**What to work on**
In the entries below, find every line with "name" and copy it.

**** Recorded information

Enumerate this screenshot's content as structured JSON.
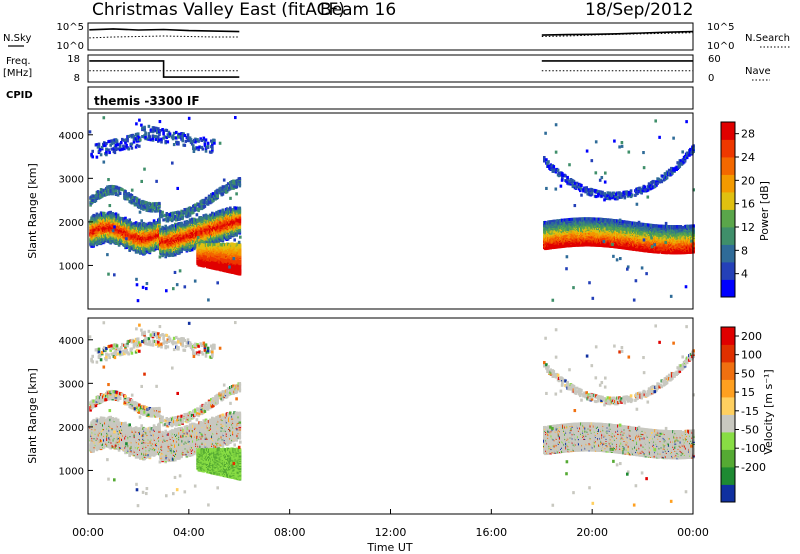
{
  "header": {
    "title": "Christmas Valley East (fitACF)",
    "beam": "Beam 16",
    "date": "18/Sep/2012"
  },
  "panel_labels": {
    "nsky": "N.Sky",
    "nsearch": "N.Search",
    "freq": "Freq.",
    "freq_unit": "[MHz]",
    "nave": "Nave",
    "cpid": "CPID",
    "cpid_value": "themis -3300 IF"
  },
  "colors": {
    "power_scale": [
      "#0000ff",
      "#2440b8",
      "#2f6b98",
      "#3f8f6a",
      "#5aa64a",
      "#e0c010",
      "#f39a00",
      "#f36800",
      "#ee3800",
      "#e00000"
    ],
    "velocity_scale": [
      "#1030a0",
      "#1e8a32",
      "#55aa33",
      "#88dd44",
      "#c8c8c0",
      "#ffd060",
      "#ffa020",
      "#f07010",
      "#e03000",
      "#e00000"
    ],
    "ground_scatter": "#c8c8c0"
  },
  "chart_data": [
    {
      "type": "line",
      "name": "nsky-nsearch",
      "xlim": [
        0,
        24
      ],
      "yticks": [
        "10^5",
        "10^0"
      ],
      "yticks_right": [
        "10^5",
        "10^0"
      ],
      "series": [
        {
          "name": "N.Sky",
          "segments": [
            [
              [
                0.05,
                0.75
              ],
              [
                1,
                0.78
              ],
              [
                2,
                0.74
              ],
              [
                3,
                0.76
              ],
              [
                4,
                0.72
              ],
              [
                5,
                0.7
              ],
              [
                6,
                0.68
              ]
            ],
            [
              [
                18,
                0.55
              ],
              [
                19,
                0.57
              ],
              [
                20,
                0.58
              ],
              [
                21,
                0.6
              ],
              [
                22,
                0.63
              ],
              [
                23,
                0.66
              ],
              [
                24,
                0.68
              ]
            ]
          ]
        },
        {
          "name": "N.Search",
          "segments": [
            [
              [
                0.05,
                0.45
              ],
              [
                1,
                0.48
              ],
              [
                2,
                0.5
              ],
              [
                3,
                0.52
              ],
              [
                4,
                0.5
              ],
              [
                5,
                0.48
              ],
              [
                6,
                0.48
              ]
            ],
            [
              [
                18,
                0.5
              ],
              [
                19,
                0.52
              ],
              [
                20,
                0.55
              ],
              [
                21,
                0.58
              ],
              [
                22,
                0.6
              ],
              [
                23,
                0.62
              ],
              [
                24,
                0.64
              ]
            ]
          ]
        }
      ]
    },
    {
      "type": "line",
      "name": "freq-nave",
      "xlim": [
        0,
        24
      ],
      "yticks": [
        "18",
        "8"
      ],
      "yticks_right": [
        "60",
        "0"
      ],
      "series": [
        {
          "name": "Freq.",
          "segments": [
            [
              [
                0.05,
                0.78
              ],
              [
                3,
                0.78
              ],
              [
                3,
                0.18
              ],
              [
                6,
                0.18
              ]
            ],
            [
              [
                18,
                0.78
              ],
              [
                24,
                0.78
              ]
            ]
          ]
        },
        {
          "name": "Nave",
          "segments": [
            [
              [
                0.05,
                0.42
              ],
              [
                6,
                0.42
              ]
            ],
            [
              [
                18,
                0.42
              ],
              [
                24,
                0.42
              ]
            ]
          ]
        }
      ]
    },
    {
      "type": "heatmap",
      "name": "power",
      "xlim": [
        0,
        24
      ],
      "ylim": [
        0,
        4500
      ],
      "ylabel": "Slant Range [km]",
      "yticks": [
        1000,
        2000,
        3000,
        4000
      ],
      "colorbar_label": "Power [dB]",
      "colorbar_ticks": [
        4,
        8,
        12,
        16,
        20,
        24,
        28
      ],
      "colorbar_range": [
        0,
        30
      ]
    },
    {
      "type": "heatmap",
      "name": "velocity",
      "xlim": [
        0,
        24
      ],
      "ylim": [
        0,
        4500
      ],
      "xlabel": "Time UT",
      "ylabel": "Slant Range [km]",
      "xticks": [
        "00:00",
        "04:00",
        "08:00",
        "12:00",
        "16:00",
        "20:00",
        "00:00"
      ],
      "yticks": [
        1000,
        2000,
        3000,
        4000
      ],
      "colorbar_label": "Velocity [m s⁻¹]",
      "colorbar_ticks": [
        "200",
        "100",
        "50",
        "15",
        "-15",
        "-50",
        "-100",
        "-200"
      ]
    }
  ]
}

********

**Expected answer**
      "name": "nsky-nsearch",
          "name": "N.Sky",
          "name": "N.Search",
      "name": "freq-nave",
          "name": "Freq.",
          "name": "Nave",
      "name": "power",
      "name": "velocity",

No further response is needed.